▶ _Written exercise_
Skip every image and restate the data word for word.

═══ Data lines

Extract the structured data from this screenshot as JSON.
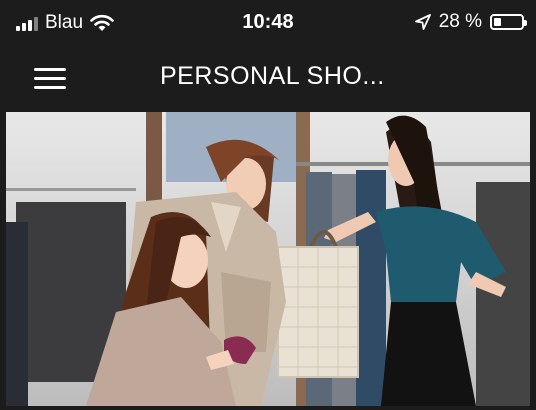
{
  "status_bar": {
    "carrier": "Blau",
    "time": "10:48",
    "battery_text": "28 %",
    "battery_level": 0.28,
    "icons": [
      "signal-icon",
      "wifi-icon",
      "location-arrow-icon",
      "battery-icon"
    ]
  },
  "nav": {
    "title": "PERSONAL SHO...",
    "menu_icon": "hamburger-menu-icon"
  },
  "hero": {
    "subject": "photo"
  },
  "colors": {
    "bar_background": "#1c1c1c",
    "text": "#ffffff"
  }
}
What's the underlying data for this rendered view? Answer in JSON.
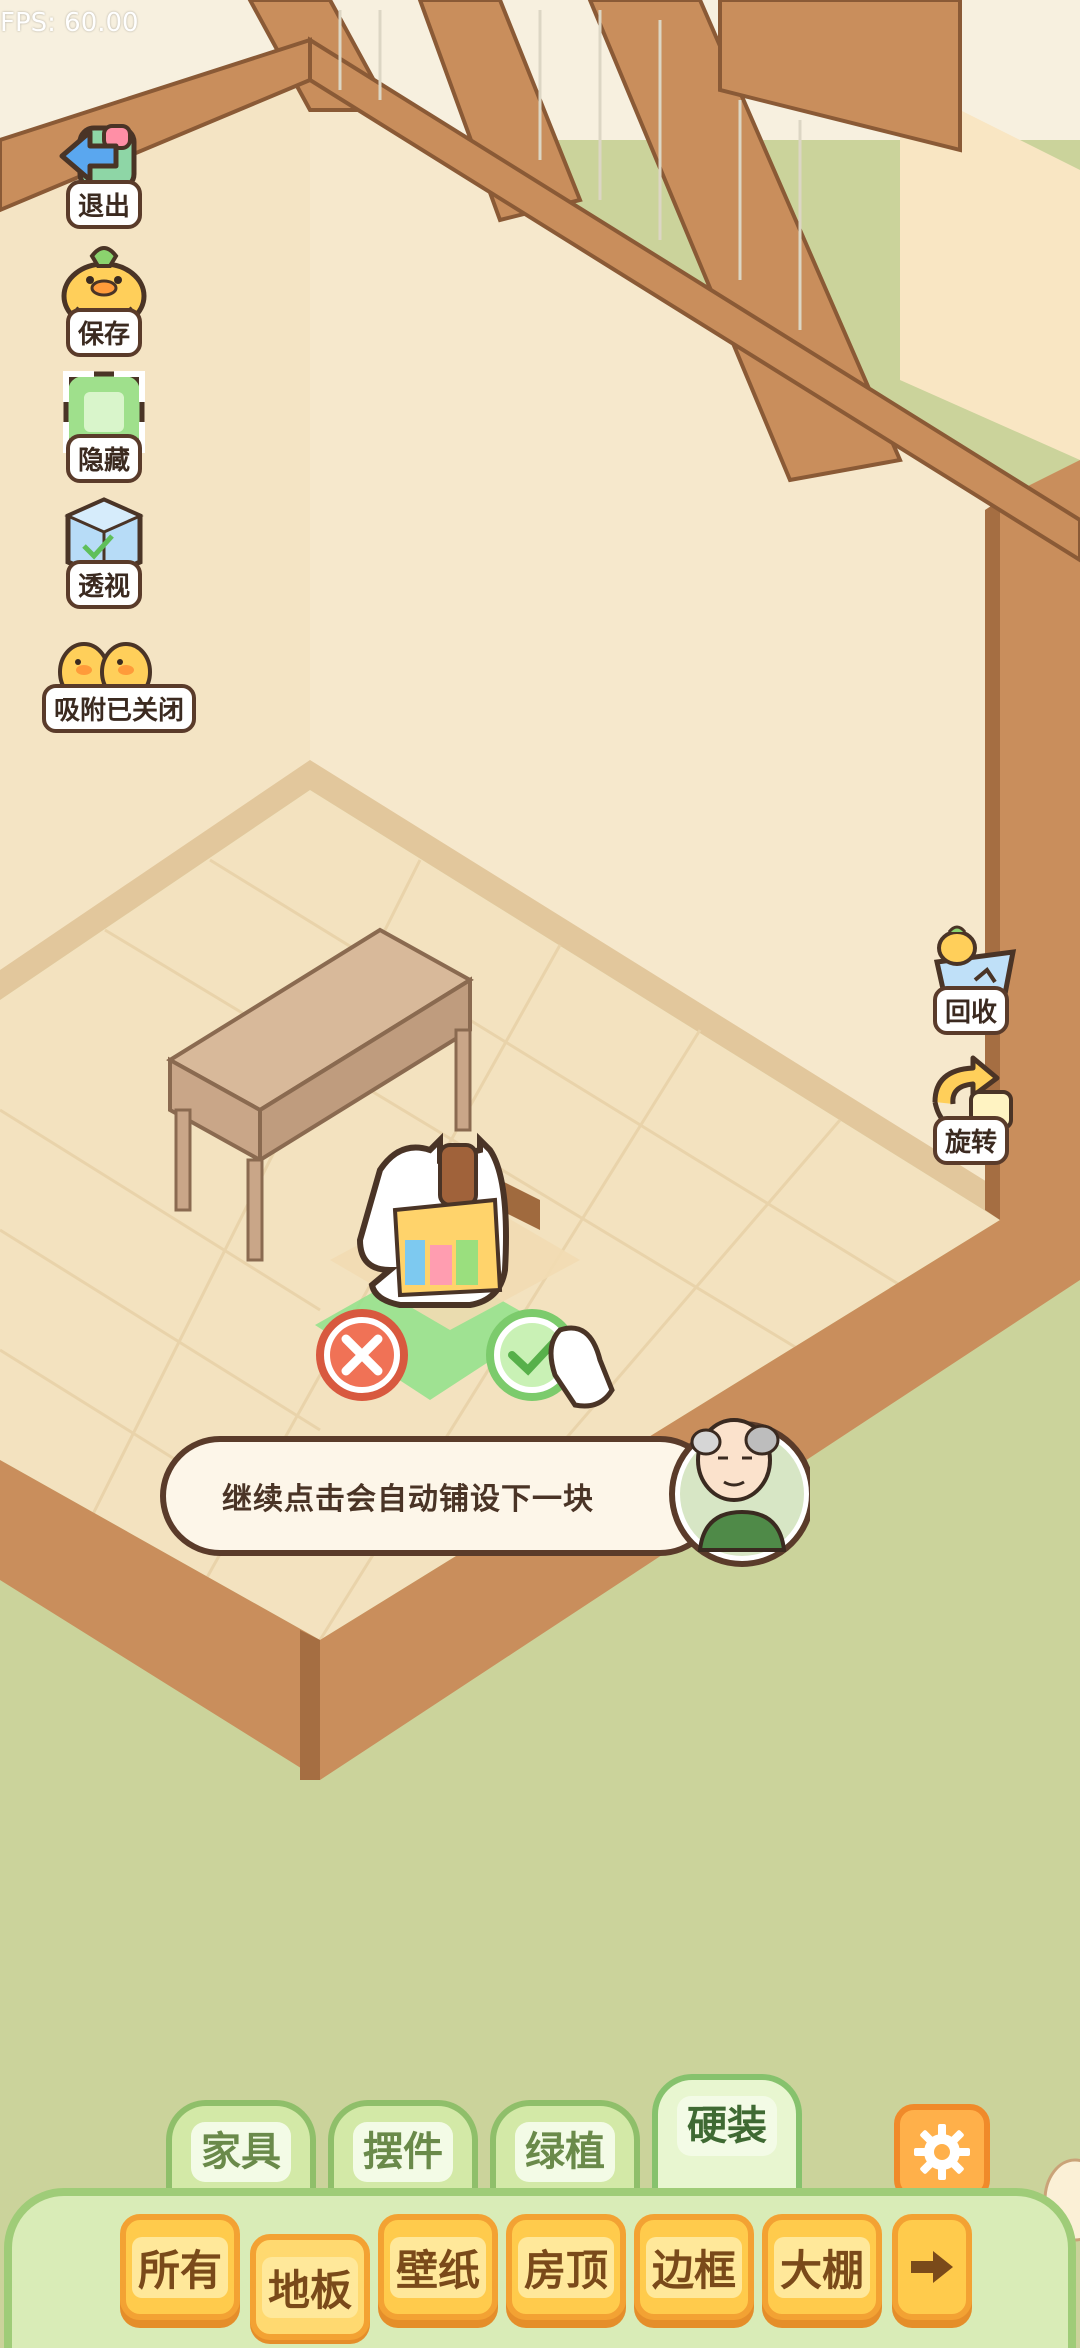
{
  "hud": {
    "fps": "FPS: 60.00"
  },
  "left_tools": [
    {
      "label": "退出",
      "icon": "exit-arrow-icon"
    },
    {
      "label": "保存",
      "icon": "save-duck-icon"
    },
    {
      "label": "隐藏",
      "icon": "hide-frame-icon"
    },
    {
      "label": "透视",
      "icon": "perspective-cube-icon"
    },
    {
      "label": "吸附已关闭",
      "icon": "snap-ducks-icon"
    }
  ],
  "right_tools": [
    {
      "label": "回收",
      "icon": "recycle-duck-icon"
    },
    {
      "label": "旋转",
      "icon": "rotate-icon"
    }
  ],
  "dialog": {
    "text": "继续点击会自动铺设下一块"
  },
  "category_tabs": [
    "家具",
    "摆件",
    "绿植",
    "硬装"
  ],
  "active_category": "硬装",
  "sub_tabs": [
    "所有",
    "地板",
    "壁纸",
    "房顶",
    "边框",
    "大棚"
  ],
  "active_sub_tab": "地板",
  "colors": {
    "ground": "#cbd39b",
    "wall": "#f6e8cc",
    "floor": "#f3e2bf",
    "wood": "#c98e5c",
    "tab_green": "#d3e9a7",
    "button_yellow": "#ffcb4c"
  }
}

══════

▶ _Full output_
Extract the structured data from this screenshot as JSON.
{
  "status_bar": {
    "carrier": "Blau",
    "time": "10:48",
    "battery_text": "28 %",
    "battery_level": 0.28,
    "icons": [
      "signal-icon",
      "wifi-icon",
      "location-arrow-icon",
      "battery-icon"
    ]
  },
  "nav": {
    "title": "PERSONAL SHO...",
    "menu_icon": "hamburger-menu-icon"
  },
  "hero": {
    "subject": "photo"
  },
  "colors": {
    "bar_background": "#1c1c1c",
    "text": "#ffffff"
  }
}
What's the underlying data for this rendered view? Answer in JSON.
{
  "hud": {
    "fps": "FPS: 60.00"
  },
  "left_tools": [
    {
      "label": "退出",
      "icon": "exit-arrow-icon"
    },
    {
      "label": "保存",
      "icon": "save-duck-icon"
    },
    {
      "label": "隐藏",
      "icon": "hide-frame-icon"
    },
    {
      "label": "透视",
      "icon": "perspective-cube-icon"
    },
    {
      "label": "吸附已关闭",
      "icon": "snap-ducks-icon"
    }
  ],
  "right_tools": [
    {
      "label": "回收",
      "icon": "recycle-duck-icon"
    },
    {
      "label": "旋转",
      "icon": "rotate-icon"
    }
  ],
  "dialog": {
    "text": "继续点击会自动铺设下一块"
  },
  "category_tabs": [
    "家具",
    "摆件",
    "绿植",
    "硬装"
  ],
  "active_category": "硬装",
  "sub_tabs": [
    "所有",
    "地板",
    "壁纸",
    "房顶",
    "边框",
    "大棚"
  ],
  "active_sub_tab": "地板",
  "colors": {
    "ground": "#cbd39b",
    "wall": "#f6e8cc",
    "floor": "#f3e2bf",
    "wood": "#c98e5c",
    "tab_green": "#d3e9a7",
    "button_yellow": "#ffcb4c"
  }
}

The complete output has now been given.